• What to work on: Reply with the data below, repeated exactly in full.

+--

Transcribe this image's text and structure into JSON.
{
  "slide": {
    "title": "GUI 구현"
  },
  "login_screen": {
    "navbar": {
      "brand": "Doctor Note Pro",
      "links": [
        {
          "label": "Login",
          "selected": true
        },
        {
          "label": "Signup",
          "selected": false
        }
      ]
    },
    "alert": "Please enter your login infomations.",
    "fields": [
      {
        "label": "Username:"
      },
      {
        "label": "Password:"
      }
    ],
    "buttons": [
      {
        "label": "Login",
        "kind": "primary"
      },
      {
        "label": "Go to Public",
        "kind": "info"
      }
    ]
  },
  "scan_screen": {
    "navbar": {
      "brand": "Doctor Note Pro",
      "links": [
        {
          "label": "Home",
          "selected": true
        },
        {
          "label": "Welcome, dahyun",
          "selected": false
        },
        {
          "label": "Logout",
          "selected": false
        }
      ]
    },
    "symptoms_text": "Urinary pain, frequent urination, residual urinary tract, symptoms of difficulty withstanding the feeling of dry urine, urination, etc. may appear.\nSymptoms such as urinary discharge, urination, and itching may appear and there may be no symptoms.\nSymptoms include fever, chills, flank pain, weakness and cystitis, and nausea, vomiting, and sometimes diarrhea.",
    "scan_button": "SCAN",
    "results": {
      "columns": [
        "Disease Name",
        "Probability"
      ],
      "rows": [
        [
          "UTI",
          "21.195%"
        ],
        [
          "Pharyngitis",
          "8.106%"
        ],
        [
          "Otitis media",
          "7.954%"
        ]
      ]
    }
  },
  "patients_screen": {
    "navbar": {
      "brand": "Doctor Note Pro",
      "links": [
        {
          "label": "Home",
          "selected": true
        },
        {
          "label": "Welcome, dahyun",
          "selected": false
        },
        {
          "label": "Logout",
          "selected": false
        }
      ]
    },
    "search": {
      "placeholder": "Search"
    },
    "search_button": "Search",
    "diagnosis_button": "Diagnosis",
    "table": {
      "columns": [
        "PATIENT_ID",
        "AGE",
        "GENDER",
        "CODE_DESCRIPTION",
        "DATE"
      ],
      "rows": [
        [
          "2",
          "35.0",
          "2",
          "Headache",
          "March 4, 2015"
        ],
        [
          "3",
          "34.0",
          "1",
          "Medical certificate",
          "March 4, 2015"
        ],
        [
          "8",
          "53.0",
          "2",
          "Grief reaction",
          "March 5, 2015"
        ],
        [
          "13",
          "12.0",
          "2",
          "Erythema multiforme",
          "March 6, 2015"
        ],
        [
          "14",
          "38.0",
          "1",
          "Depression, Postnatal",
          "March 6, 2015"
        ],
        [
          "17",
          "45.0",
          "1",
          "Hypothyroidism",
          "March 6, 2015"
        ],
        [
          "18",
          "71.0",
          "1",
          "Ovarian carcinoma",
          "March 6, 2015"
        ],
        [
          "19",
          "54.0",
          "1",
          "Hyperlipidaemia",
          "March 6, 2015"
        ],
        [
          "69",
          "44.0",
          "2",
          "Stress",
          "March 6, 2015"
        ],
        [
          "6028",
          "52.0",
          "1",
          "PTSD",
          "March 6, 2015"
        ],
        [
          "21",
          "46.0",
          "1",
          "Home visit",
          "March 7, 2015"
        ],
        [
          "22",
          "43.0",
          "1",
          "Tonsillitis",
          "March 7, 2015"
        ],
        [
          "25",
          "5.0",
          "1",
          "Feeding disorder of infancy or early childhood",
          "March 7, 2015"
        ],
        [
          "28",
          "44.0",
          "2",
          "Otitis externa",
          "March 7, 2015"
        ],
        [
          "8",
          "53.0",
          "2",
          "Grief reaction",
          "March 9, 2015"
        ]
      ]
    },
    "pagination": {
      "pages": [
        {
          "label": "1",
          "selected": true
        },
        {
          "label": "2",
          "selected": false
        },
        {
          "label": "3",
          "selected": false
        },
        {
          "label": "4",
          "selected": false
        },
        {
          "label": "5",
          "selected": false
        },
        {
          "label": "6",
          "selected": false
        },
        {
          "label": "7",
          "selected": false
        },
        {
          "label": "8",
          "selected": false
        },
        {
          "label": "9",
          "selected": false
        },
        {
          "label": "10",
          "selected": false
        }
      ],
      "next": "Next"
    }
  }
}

+--

• Output below:
Transcribe this image's text and structure into JSON.
{
  "slide": {
    "title": "GUI 구현"
  },
  "login_screen": {
    "navbar": {
      "brand": "Doctor Note Pro",
      "links": [
        {
          "label": "Login",
          "selected": true
        },
        {
          "label": "Signup",
          "selected": false
        }
      ]
    },
    "alert": "Please enter your login infomations.",
    "fields": [
      {
        "label": "Username:"
      },
      {
        "label": "Password:"
      }
    ],
    "buttons": [
      {
        "label": "Login",
        "kind": "primary"
      },
      {
        "label": "Go to Public",
        "kind": "info"
      }
    ]
  },
  "scan_screen": {
    "navbar": {
      "brand": "Doctor Note Pro",
      "links": [
        {
          "label": "Home",
          "selected": true
        },
        {
          "label": "Welcome, dahyun",
          "selected": false
        },
        {
          "label": "Logout",
          "selected": false
        }
      ]
    },
    "symptoms_text": "Urinary pain, frequent urination, residual urinary tract, symptoms of difficulty withstanding the feeling of dry urine, urination, etc. may appear.\nSymptoms such as urinary discharge, urination, and itching may appear and there may be no symptoms.\nSymptoms include fever, chills, flank pain, weakness and cystitis, and nausea, vomiting, and sometimes diarrhea.",
    "scan_button": "SCAN",
    "results": {
      "columns": [
        "Disease Name",
        "Probability"
      ],
      "rows": [
        [
          "UTI",
          "21.195%"
        ],
        [
          "Pharyngitis",
          "8.106%"
        ],
        [
          "Otitis media",
          "7.954%"
        ]
      ]
    }
  },
  "patients_screen": {
    "navbar": {
      "brand": "Doctor Note Pro",
      "links": [
        {
          "label": "Home",
          "selected": true
        },
        {
          "label": "Welcome, dahyun",
          "selected": false
        },
        {
          "label": "Logout",
          "selected": false
        }
      ]
    },
    "search": {
      "placeholder": "Search"
    },
    "search_button": "Search",
    "diagnosis_button": "Diagnosis",
    "table": {
      "columns": [
        "PATIENT_ID",
        "AGE",
        "GENDER",
        "CODE_DESCRIPTION",
        "DATE"
      ],
      "rows": [
        [
          "2",
          "35.0",
          "2",
          "Headache",
          "March 4, 2015"
        ],
        [
          "3",
          "34.0",
          "1",
          "Medical certificate",
          "March 4, 2015"
        ],
        [
          "8",
          "53.0",
          "2",
          "Grief reaction",
          "March 5, 2015"
        ],
        [
          "13",
          "12.0",
          "2",
          "Erythema multiforme",
          "March 6, 2015"
        ],
        [
          "14",
          "38.0",
          "1",
          "Depression, Postnatal",
          "March 6, 2015"
        ],
        [
          "17",
          "45.0",
          "1",
          "Hypothyroidism",
          "March 6, 2015"
        ],
        [
          "18",
          "71.0",
          "1",
          "Ovarian carcinoma",
          "March 6, 2015"
        ],
        [
          "19",
          "54.0",
          "1",
          "Hyperlipidaemia",
          "March 6, 2015"
        ],
        [
          "69",
          "44.0",
          "2",
          "Stress",
          "March 6, 2015"
        ],
        [
          "6028",
          "52.0",
          "1",
          "PTSD",
          "March 6, 2015"
        ],
        [
          "21",
          "46.0",
          "1",
          "Home visit",
          "March 7, 2015"
        ],
        [
          "22",
          "43.0",
          "1",
          "Tonsillitis",
          "March 7, 2015"
        ],
        [
          "25",
          "5.0",
          "1",
          "Feeding disorder of infancy or early childhood",
          "March 7, 2015"
        ],
        [
          "28",
          "44.0",
          "2",
          "Otitis externa",
          "March 7, 2015"
        ],
        [
          "8",
          "53.0",
          "2",
          "Grief reaction",
          "March 9, 2015"
        ]
      ]
    },
    "pagination": {
      "pages": [
        {
          "label": "1",
          "selected": true
        },
        {
          "label": "2",
          "selected": false
        },
        {
          "label": "3",
          "selected": false
        },
        {
          "label": "4",
          "selected": false
        },
        {
          "label": "5",
          "selected": false
        },
        {
          "label": "6",
          "selected": false
        },
        {
          "label": "7",
          "selected": false
        },
        {
          "label": "8",
          "selected": false
        },
        {
          "label": "9",
          "selected": false
        },
        {
          "label": "10",
          "selected": false
        }
      ],
      "next": "Next"
    }
  }
}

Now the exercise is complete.